» **Stored records**:
◇ ◇ ◇

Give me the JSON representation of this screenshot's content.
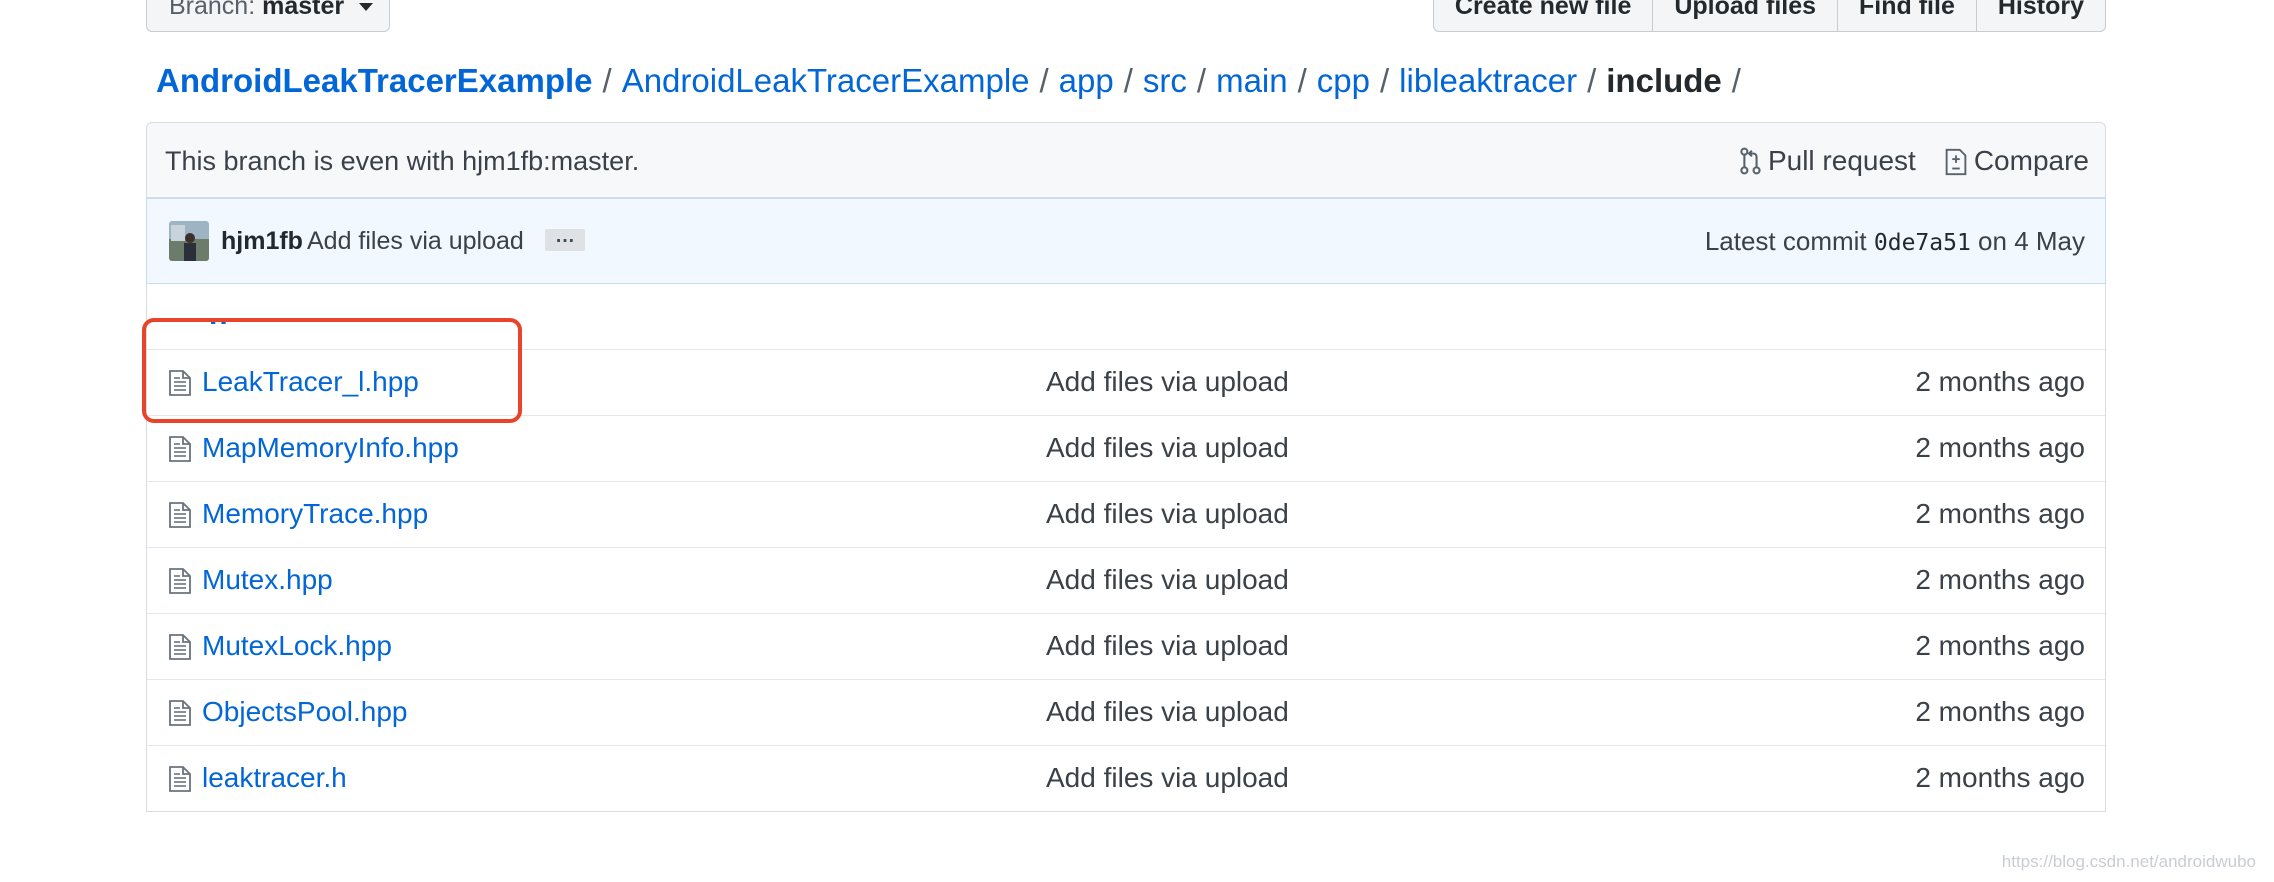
{
  "toolbar": {
    "branch_label": "Branch:",
    "branch_value": "master",
    "buttons": [
      "Create new file",
      "Upload files",
      "Find file",
      "History"
    ]
  },
  "breadcrumb": {
    "repo": "AndroidLeakTracerExample",
    "parts": [
      "AndroidLeakTracerExample",
      "app",
      "src",
      "main",
      "cpp",
      "libleaktracer"
    ],
    "current": "include",
    "separator": "/"
  },
  "compare": {
    "message": "This branch is even with hjm1fb:master.",
    "pull_request_label": "Pull request",
    "compare_label": "Compare"
  },
  "commit": {
    "author": "hjm1fb",
    "message": "Add files via upload",
    "ellipsis": "…",
    "latest_prefix": "Latest commit",
    "sha": "0de7a51",
    "date_text": "on 4 May"
  },
  "parent_dir": "..",
  "files": [
    {
      "name": "LeakTracer_l.hpp",
      "message": "Add files via upload",
      "age": "2 months ago"
    },
    {
      "name": "MapMemoryInfo.hpp",
      "message": "Add files via upload",
      "age": "2 months ago"
    },
    {
      "name": "MemoryTrace.hpp",
      "message": "Add files via upload",
      "age": "2 months ago"
    },
    {
      "name": "Mutex.hpp",
      "message": "Add files via upload",
      "age": "2 months ago"
    },
    {
      "name": "MutexLock.hpp",
      "message": "Add files via upload",
      "age": "2 months ago"
    },
    {
      "name": "ObjectsPool.hpp",
      "message": "Add files via upload",
      "age": "2 months ago"
    },
    {
      "name": "leaktracer.h",
      "message": "Add files via upload",
      "age": "2 months ago"
    }
  ],
  "watermark": "https://blog.csdn.net/androidwubo",
  "colors": {
    "link": "#0366d6",
    "highlight": "#e8442a",
    "commit_bg": "#f1f8ff"
  },
  "icons": {
    "file": "file-icon",
    "pull_request": "pull-request-icon",
    "compare": "compare-icon"
  }
}
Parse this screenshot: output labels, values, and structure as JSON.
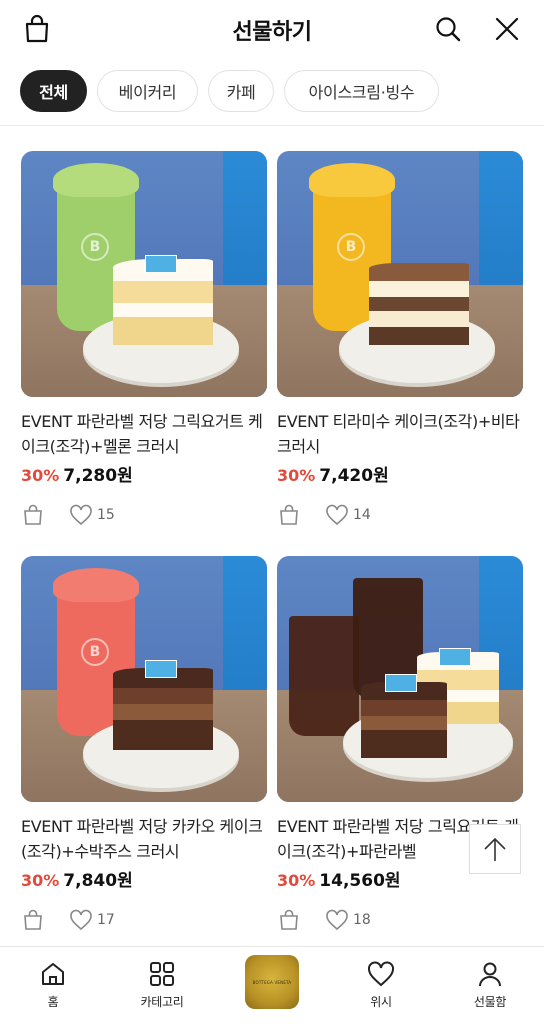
{
  "header": {
    "title": "선물하기",
    "left_icon": "shopping-bag-icon",
    "right_icons": [
      "search-icon",
      "close-icon"
    ]
  },
  "tabs": [
    {
      "label": "전체",
      "active": true
    },
    {
      "label": "베이커리",
      "active": false
    },
    {
      "label": "카페",
      "active": false
    },
    {
      "label": "아이스크림·빙수",
      "active": false
    }
  ],
  "products": [
    {
      "title": "EVENT 파란라벨 저당 그릭요거트 케이크(조각)+멜론 크러시",
      "discount": "30%",
      "price": "7,280원",
      "likes": "15",
      "drink_color": "#9fcf6a",
      "cake": "cheesecake"
    },
    {
      "title": "EVENT 티라미수 케이크(조각)+비타 크러시",
      "discount": "30%",
      "price": "7,420원",
      "likes": "14",
      "drink_color": "#f3b81f",
      "cake": "tiramisu"
    },
    {
      "title": "EVENT 파란라벨 저당 카카오 케이크(조각)+수박주스 크러시",
      "discount": "30%",
      "price": "7,840원",
      "likes": "17",
      "drink_color": "#ee6a5e",
      "cake": "chocolate"
    },
    {
      "title": "EVENT 파란라벨 저당 그릭요거트 케이크(조각)+파란라벨",
      "discount": "30%",
      "price": "14,560원",
      "likes": "18",
      "drink_color": "#4a2418",
      "cake": "duo"
    }
  ],
  "scroll_top_icon": "arrow-up-icon",
  "bottom_nav": {
    "items": [
      {
        "label": "홈",
        "icon": "home-icon"
      },
      {
        "label": "카테고리",
        "icon": "grid-icon"
      },
      {
        "label": "위시",
        "icon": "heart-icon"
      },
      {
        "label": "선물함",
        "icon": "user-icon"
      }
    ],
    "center_brand": "BOTTEGA VENETA"
  }
}
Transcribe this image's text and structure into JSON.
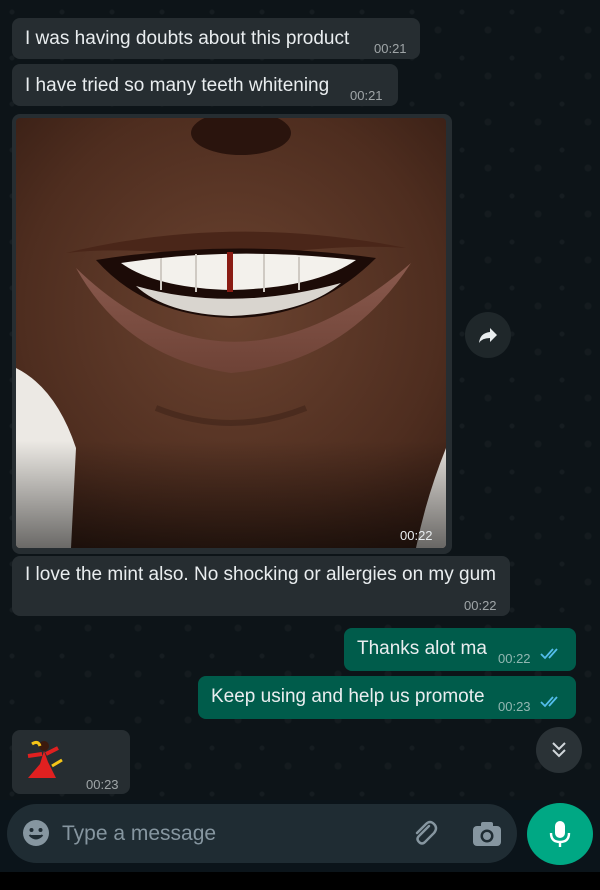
{
  "messages": [
    {
      "text": "I was having doubts about this product",
      "time": "00:21"
    },
    {
      "text": "I have tried so many teeth whitening",
      "time": "00:21"
    },
    {
      "image": "smile-photo",
      "time": "00:22"
    },
    {
      "text": "I love the mint also. No shocking or allergies on my gum",
      "time": "00:22"
    },
    {
      "text": "Thanks alot ma",
      "time": "00:22",
      "status": "read"
    },
    {
      "text": "Keep using and help us promote",
      "time": "00:23",
      "status": "read"
    },
    {
      "sticker": "dancing-lady-sticker",
      "time": "00:23"
    }
  ],
  "composer": {
    "placeholder": "Type a message"
  },
  "colors": {
    "incoming": "#262d31",
    "outgoing": "#005c4b",
    "accent": "#00a884",
    "read_ticks": "#53bdeb"
  },
  "icons": [
    "forward-icon",
    "scroll-down-icon",
    "emoji-icon",
    "attach-icon",
    "camera-icon",
    "mic-icon"
  ]
}
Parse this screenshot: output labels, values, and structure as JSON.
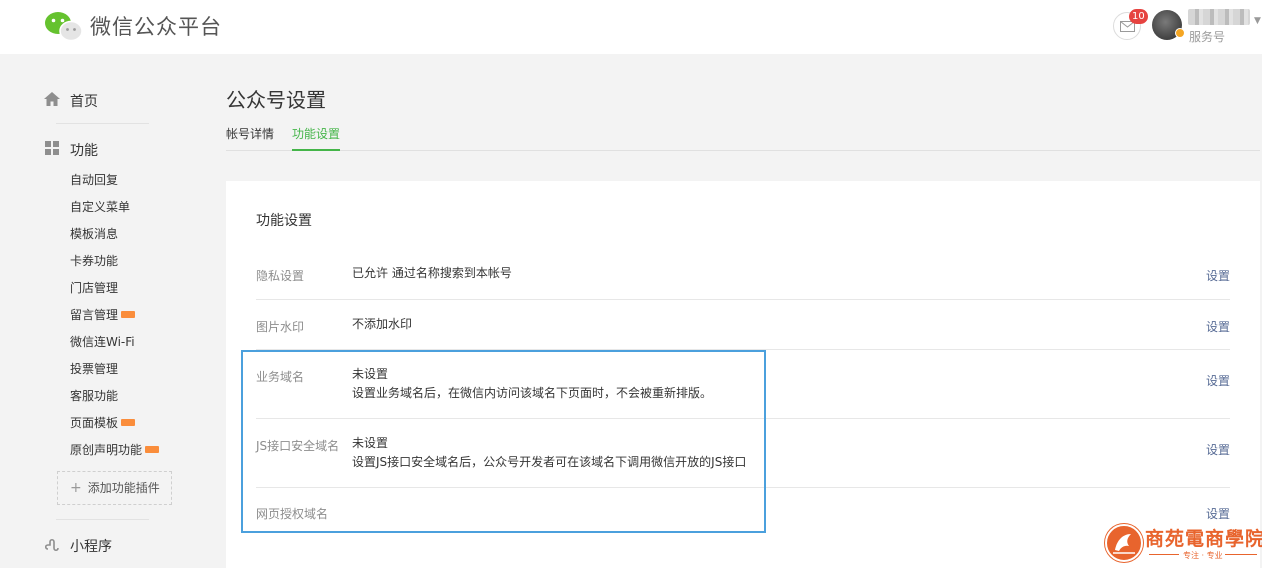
{
  "header": {
    "brand": "微信公众平台",
    "notification_count": "10",
    "account_type": "服务号"
  },
  "sidebar": {
    "home": "首页",
    "function": "功能",
    "items": [
      {
        "label": "自动回复",
        "new": false
      },
      {
        "label": "自定义菜单",
        "new": false
      },
      {
        "label": "模板消息",
        "new": false
      },
      {
        "label": "卡券功能",
        "new": false
      },
      {
        "label": "门店管理",
        "new": false
      },
      {
        "label": "留言管理",
        "new": true
      },
      {
        "label": "微信连Wi-Fi",
        "new": false
      },
      {
        "label": "投票管理",
        "new": false
      },
      {
        "label": "客服功能",
        "new": false
      },
      {
        "label": "页面模板",
        "new": true
      },
      {
        "label": "原创声明功能",
        "new": true
      }
    ],
    "add_plugin": "添加功能插件",
    "mini_program": "小程序"
  },
  "main": {
    "title": "公众号设置",
    "tabs": [
      {
        "label": "帐号详情",
        "active": false
      },
      {
        "label": "功能设置",
        "active": true
      }
    ],
    "card_title": "功能设置",
    "rows": [
      {
        "label": "隐私设置",
        "value": "已允许 通过名称搜索到本帐号",
        "desc": "",
        "action": "设置"
      },
      {
        "label": "图片水印",
        "value": "不添加水印",
        "desc": "",
        "action": "设置"
      },
      {
        "label": "业务域名",
        "value": "未设置",
        "desc": "设置业务域名后，在微信内访问该域名下页面时，不会被重新排版。",
        "action": "设置"
      },
      {
        "label": "JS接口安全域名",
        "value": "未设置",
        "desc": "设置JS接口安全域名后，公众号开发者可在该域名下调用微信开放的JS接口",
        "action": "设置"
      },
      {
        "label": "网页授权域名",
        "value": "",
        "desc": "",
        "action": "设置"
      }
    ]
  },
  "watermark": {
    "text": "商苑電商學院",
    "sub": "专注 · 专业"
  },
  "colors": {
    "accent_green": "#44b549",
    "link_blue": "#576b95",
    "highlight_blue": "#4ba0dd",
    "badge_red": "#e64340",
    "watermark_orange": "#e8642d"
  }
}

◇ ◇ ◇

» **Goal**: Every record above should come back exactly, but without its pictures.

» **Answer to this exercise**:
Give me the JSON representation of this screenshot's content.
{
  "toolbar": {
    "branch_label": "Branch:",
    "branch_value": "master",
    "buttons": [
      "Create new file",
      "Upload files",
      "Find file",
      "History"
    ]
  },
  "breadcrumb": {
    "repo": "AndroidLeakTracerExample",
    "parts": [
      "AndroidLeakTracerExample",
      "app",
      "src",
      "main",
      "cpp",
      "libleaktracer"
    ],
    "current": "include",
    "separator": "/"
  },
  "compare": {
    "message": "This branch is even with hjm1fb:master.",
    "pull_request_label": "Pull request",
    "compare_label": "Compare"
  },
  "commit": {
    "author": "hjm1fb",
    "message": "Add files via upload",
    "ellipsis": "…",
    "latest_prefix": "Latest commit",
    "sha": "0de7a51",
    "date_text": "on 4 May"
  },
  "parent_dir": "..",
  "files": [
    {
      "name": "LeakTracer_l.hpp",
      "message": "Add files via upload",
      "age": "2 months ago"
    },
    {
      "name": "MapMemoryInfo.hpp",
      "message": "Add files via upload",
      "age": "2 months ago"
    },
    {
      "name": "MemoryTrace.hpp",
      "message": "Add files via upload",
      "age": "2 months ago"
    },
    {
      "name": "Mutex.hpp",
      "message": "Add files via upload",
      "age": "2 months ago"
    },
    {
      "name": "MutexLock.hpp",
      "message": "Add files via upload",
      "age": "2 months ago"
    },
    {
      "name": "ObjectsPool.hpp",
      "message": "Add files via upload",
      "age": "2 months ago"
    },
    {
      "name": "leaktracer.h",
      "message": "Add files via upload",
      "age": "2 months ago"
    }
  ],
  "watermark": "https://blog.csdn.net/androidwubo",
  "colors": {
    "link": "#0366d6",
    "highlight": "#e8442a",
    "commit_bg": "#f1f8ff"
  },
  "icons": {
    "file": "file-icon",
    "pull_request": "pull-request-icon",
    "compare": "compare-icon"
  }
}
Parse this screenshot: output labels, values, and structure as JSON.
{
  "header": {
    "title": "선물하기",
    "left_icon": "shopping-bag-icon",
    "right_icons": [
      "search-icon",
      "close-icon"
    ]
  },
  "tabs": [
    {
      "label": "전체",
      "active": true
    },
    {
      "label": "베이커리",
      "active": false
    },
    {
      "label": "카페",
      "active": false
    },
    {
      "label": "아이스크림·빙수",
      "active": false
    }
  ],
  "products": [
    {
      "title": "EVENT 파란라벨 저당 그릭요거트 케이크(조각)+멜론 크러시",
      "discount": "30%",
      "price": "7,280원",
      "likes": "15",
      "drink_color": "#9fcf6a",
      "cake": "cheesecake"
    },
    {
      "title": "EVENT 티라미수 케이크(조각)+비타 크러시",
      "discount": "30%",
      "price": "7,420원",
      "likes": "14",
      "drink_color": "#f3b81f",
      "cake": "tiramisu"
    },
    {
      "title": "EVENT 파란라벨 저당 카카오 케이크(조각)+수박주스 크러시",
      "discount": "30%",
      "price": "7,840원",
      "likes": "17",
      "drink_color": "#ee6a5e",
      "cake": "chocolate"
    },
    {
      "title": "EVENT 파란라벨 저당 그릭요거트 케이크(조각)+파란라벨",
      "discount": "30%",
      "price": "14,560원",
      "likes": "18",
      "drink_color": "#4a2418",
      "cake": "duo"
    }
  ],
  "scroll_top_icon": "arrow-up-icon",
  "bottom_nav": {
    "items": [
      {
        "label": "홈",
        "icon": "home-icon"
      },
      {
        "label": "카테고리",
        "icon": "grid-icon"
      },
      {
        "label": "위시",
        "icon": "heart-icon"
      },
      {
        "label": "선물함",
        "icon": "user-icon"
      }
    ],
    "center_brand": "BOTTEGA VENETA"
  }
}
Transcribe this image's text and structure into JSON.
{
  "messages": [
    {
      "text": "I was having doubts about this product",
      "time": "00:21"
    },
    {
      "text": "I have tried so many teeth whitening",
      "time": "00:21"
    },
    {
      "image": "smile-photo",
      "time": "00:22"
    },
    {
      "text": "I love the mint also. No shocking or allergies on my gum",
      "time": "00:22"
    },
    {
      "text": "Thanks alot ma",
      "time": "00:22",
      "status": "read"
    },
    {
      "text": "Keep using and help us promote",
      "time": "00:23",
      "status": "read"
    },
    {
      "sticker": "dancing-lady-sticker",
      "time": "00:23"
    }
  ],
  "composer": {
    "placeholder": "Type a message"
  },
  "colors": {
    "incoming": "#262d31",
    "outgoing": "#005c4b",
    "accent": "#00a884",
    "read_ticks": "#53bdeb"
  },
  "icons": [
    "forward-icon",
    "scroll-down-icon",
    "emoji-icon",
    "attach-icon",
    "camera-icon",
    "mic-icon"
  ]
}
Parse this screenshot: output labels, values, and structure as JSON.
{
  "header": {
    "brand": "微信公众平台",
    "notification_count": "10",
    "account_type": "服务号"
  },
  "sidebar": {
    "home": "首页",
    "function": "功能",
    "items": [
      {
        "label": "自动回复",
        "new": false
      },
      {
        "label": "自定义菜单",
        "new": false
      },
      {
        "label": "模板消息",
        "new": false
      },
      {
        "label": "卡券功能",
        "new": false
      },
      {
        "label": "门店管理",
        "new": false
      },
      {
        "label": "留言管理",
        "new": true
      },
      {
        "label": "微信连Wi-Fi",
        "new": false
      },
      {
        "label": "投票管理",
        "new": false
      },
      {
        "label": "客服功能",
        "new": false
      },
      {
        "label": "页面模板",
        "new": true
      },
      {
        "label": "原创声明功能",
        "new": true
      }
    ],
    "add_plugin": "添加功能插件",
    "mini_program": "小程序"
  },
  "main": {
    "title": "公众号设置",
    "tabs": [
      {
        "label": "帐号详情",
        "active": false
      },
      {
        "label": "功能设置",
        "active": true
      }
    ],
    "card_title": "功能设置",
    "rows": [
      {
        "label": "隐私设置",
        "value": "已允许 通过名称搜索到本帐号",
        "desc": "",
        "action": "设置"
      },
      {
        "label": "图片水印",
        "value": "不添加水印",
        "desc": "",
        "action": "设置"
      },
      {
        "label": "业务域名",
        "value": "未设置",
        "desc": "设置业务域名后，在微信内访问该域名下页面时，不会被重新排版。",
        "action": "设置"
      },
      {
        "label": "JS接口安全域名",
        "value": "未设置",
        "desc": "设置JS接口安全域名后，公众号开发者可在该域名下调用微信开放的JS接口",
        "action": "设置"
      },
      {
        "label": "网页授权域名",
        "value": "",
        "desc": "",
        "action": "设置"
      }
    ]
  },
  "watermark": {
    "text": "商苑電商學院",
    "sub": "专注 · 专业"
  },
  "colors": {
    "accent_green": "#44b549",
    "link_blue": "#576b95",
    "highlight_blue": "#4ba0dd",
    "badge_red": "#e64340",
    "watermark_orange": "#e8642d"
  }
}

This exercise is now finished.